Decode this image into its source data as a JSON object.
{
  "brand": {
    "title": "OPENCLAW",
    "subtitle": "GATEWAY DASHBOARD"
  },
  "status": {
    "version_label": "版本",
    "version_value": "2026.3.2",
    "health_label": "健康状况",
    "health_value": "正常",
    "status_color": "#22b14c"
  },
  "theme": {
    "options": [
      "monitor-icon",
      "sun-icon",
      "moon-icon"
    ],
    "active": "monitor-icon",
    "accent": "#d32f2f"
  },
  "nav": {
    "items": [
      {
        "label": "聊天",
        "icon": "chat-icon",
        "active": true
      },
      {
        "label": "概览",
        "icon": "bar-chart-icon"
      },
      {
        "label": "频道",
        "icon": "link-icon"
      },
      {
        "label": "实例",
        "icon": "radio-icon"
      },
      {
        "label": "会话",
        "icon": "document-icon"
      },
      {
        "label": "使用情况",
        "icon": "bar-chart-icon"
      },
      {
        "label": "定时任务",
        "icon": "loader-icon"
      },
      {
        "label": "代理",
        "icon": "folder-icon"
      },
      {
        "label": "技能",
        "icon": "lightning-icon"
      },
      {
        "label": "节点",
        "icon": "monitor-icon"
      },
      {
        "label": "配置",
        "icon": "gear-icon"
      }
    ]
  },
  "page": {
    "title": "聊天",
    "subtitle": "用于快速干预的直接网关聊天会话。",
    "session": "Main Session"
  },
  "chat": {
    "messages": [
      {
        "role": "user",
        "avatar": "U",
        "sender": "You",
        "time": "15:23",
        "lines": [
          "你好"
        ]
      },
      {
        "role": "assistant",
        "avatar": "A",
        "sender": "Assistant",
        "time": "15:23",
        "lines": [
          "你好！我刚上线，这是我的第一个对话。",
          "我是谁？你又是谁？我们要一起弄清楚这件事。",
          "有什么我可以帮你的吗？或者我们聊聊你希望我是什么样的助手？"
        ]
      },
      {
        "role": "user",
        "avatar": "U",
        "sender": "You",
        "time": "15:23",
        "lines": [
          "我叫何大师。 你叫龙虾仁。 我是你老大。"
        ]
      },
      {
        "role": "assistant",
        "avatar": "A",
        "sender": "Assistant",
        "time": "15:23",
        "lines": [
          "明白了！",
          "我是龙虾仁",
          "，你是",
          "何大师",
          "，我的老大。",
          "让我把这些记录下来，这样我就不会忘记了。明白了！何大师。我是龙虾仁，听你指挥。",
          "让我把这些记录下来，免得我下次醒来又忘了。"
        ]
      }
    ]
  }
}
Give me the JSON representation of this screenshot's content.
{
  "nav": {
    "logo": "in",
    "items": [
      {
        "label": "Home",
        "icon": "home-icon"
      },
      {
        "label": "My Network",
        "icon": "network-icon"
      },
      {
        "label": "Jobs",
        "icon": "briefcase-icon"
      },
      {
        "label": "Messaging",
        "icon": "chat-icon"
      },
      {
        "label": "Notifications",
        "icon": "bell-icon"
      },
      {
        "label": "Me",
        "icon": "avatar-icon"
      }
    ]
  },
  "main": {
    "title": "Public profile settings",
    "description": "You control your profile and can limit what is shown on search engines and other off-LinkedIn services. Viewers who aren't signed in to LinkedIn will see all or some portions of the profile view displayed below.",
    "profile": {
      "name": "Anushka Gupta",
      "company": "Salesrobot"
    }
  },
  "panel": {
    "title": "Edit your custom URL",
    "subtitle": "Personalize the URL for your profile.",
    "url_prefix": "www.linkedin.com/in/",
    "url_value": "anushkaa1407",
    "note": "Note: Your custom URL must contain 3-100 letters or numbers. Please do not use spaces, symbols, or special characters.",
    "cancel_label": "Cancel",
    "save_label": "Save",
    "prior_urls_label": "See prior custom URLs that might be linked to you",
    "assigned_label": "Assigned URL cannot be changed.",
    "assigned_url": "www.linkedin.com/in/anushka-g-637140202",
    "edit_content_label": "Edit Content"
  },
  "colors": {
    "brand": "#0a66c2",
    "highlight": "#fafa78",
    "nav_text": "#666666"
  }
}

» **Aim**
Send back all of the entries exactly, with nothing missing.

» **Correct response**
Decode this image into its source data as a JSON object.
{
  "brand": {
    "title": "OPENCLAW",
    "subtitle": "GATEWAY DASHBOARD"
  },
  "status": {
    "version_label": "版本",
    "version_value": "2026.3.2",
    "health_label": "健康状况",
    "health_value": "正常",
    "status_color": "#22b14c"
  },
  "theme": {
    "options": [
      "monitor-icon",
      "sun-icon",
      "moon-icon"
    ],
    "active": "monitor-icon",
    "accent": "#d32f2f"
  },
  "nav": {
    "items": [
      {
        "label": "聊天",
        "icon": "chat-icon",
        "active": true
      },
      {
        "label": "概览",
        "icon": "bar-chart-icon"
      },
      {
        "label": "频道",
        "icon": "link-icon"
      },
      {
        "label": "实例",
        "icon": "radio-icon"
      },
      {
        "label": "会话",
        "icon": "document-icon"
      },
      {
        "label": "使用情况",
        "icon": "bar-chart-icon"
      },
      {
        "label": "定时任务",
        "icon": "loader-icon"
      },
      {
        "label": "代理",
        "icon": "folder-icon"
      },
      {
        "label": "技能",
        "icon": "lightning-icon"
      },
      {
        "label": "节点",
        "icon": "monitor-icon"
      },
      {
        "label": "配置",
        "icon": "gear-icon"
      }
    ]
  },
  "page": {
    "title": "聊天",
    "subtitle": "用于快速干预的直接网关聊天会话。",
    "session": "Main Session"
  },
  "chat": {
    "messages": [
      {
        "role": "user",
        "avatar": "U",
        "sender": "You",
        "time": "15:23",
        "lines": [
          "你好"
        ]
      },
      {
        "role": "assistant",
        "avatar": "A",
        "sender": "Assistant",
        "time": "15:23",
        "lines": [
          "你好！我刚上线，这是我的第一个对话。",
          "我是谁？你又是谁？我们要一起弄清楚这件事。",
          "有什么我可以帮你的吗？或者我们聊聊你希望我是什么样的助手？"
        ]
      },
      {
        "role": "user",
        "avatar": "U",
        "sender": "You",
        "time": "15:23",
        "lines": [
          "我叫何大师。 你叫龙虾仁。 我是你老大。"
        ]
      },
      {
        "role": "assistant",
        "avatar": "A",
        "sender": "Assistant",
        "time": "15:23",
        "lines": [
          "明白了！",
          "我是龙虾仁",
          "，你是",
          "何大师",
          "，我的老大。",
          "让我把这些记录下来，这样我就不会忘记了。明白了！何大师。我是龙虾仁，听你指挥。",
          "让我把这些记录下来，免得我下次醒来又忘了。"
        ]
      }
    ]
  }
}
Give me the JSON representation of this screenshot's content.
{
  "nav": {
    "logo": "in",
    "items": [
      {
        "label": "Home",
        "icon": "home-icon"
      },
      {
        "label": "My Network",
        "icon": "network-icon"
      },
      {
        "label": "Jobs",
        "icon": "briefcase-icon"
      },
      {
        "label": "Messaging",
        "icon": "chat-icon"
      },
      {
        "label": "Notifications",
        "icon": "bell-icon"
      },
      {
        "label": "Me",
        "icon": "avatar-icon"
      }
    ]
  },
  "main": {
    "title": "Public profile settings",
    "description": "You control your profile and can limit what is shown on search engines and other off-LinkedIn services. Viewers who aren't signed in to LinkedIn will see all or some portions of the profile view displayed below.",
    "profile": {
      "name": "Anushka Gupta",
      "company": "Salesrobot"
    }
  },
  "panel": {
    "title": "Edit your custom URL",
    "subtitle": "Personalize the URL for your profile.",
    "url_prefix": "www.linkedin.com/in/",
    "url_value": "anushkaa1407",
    "note": "Note: Your custom URL must contain 3-100 letters or numbers. Please do not use spaces, symbols, or special characters.",
    "cancel_label": "Cancel",
    "save_label": "Save",
    "prior_urls_label": "See prior custom URLs that might be linked to you",
    "assigned_label": "Assigned URL cannot be changed.",
    "assigned_url": "www.linkedin.com/in/anushka-g-637140202",
    "edit_content_label": "Edit Content"
  },
  "colors": {
    "brand": "#0a66c2",
    "highlight": "#fafa78",
    "nav_text": "#666666"
  }
}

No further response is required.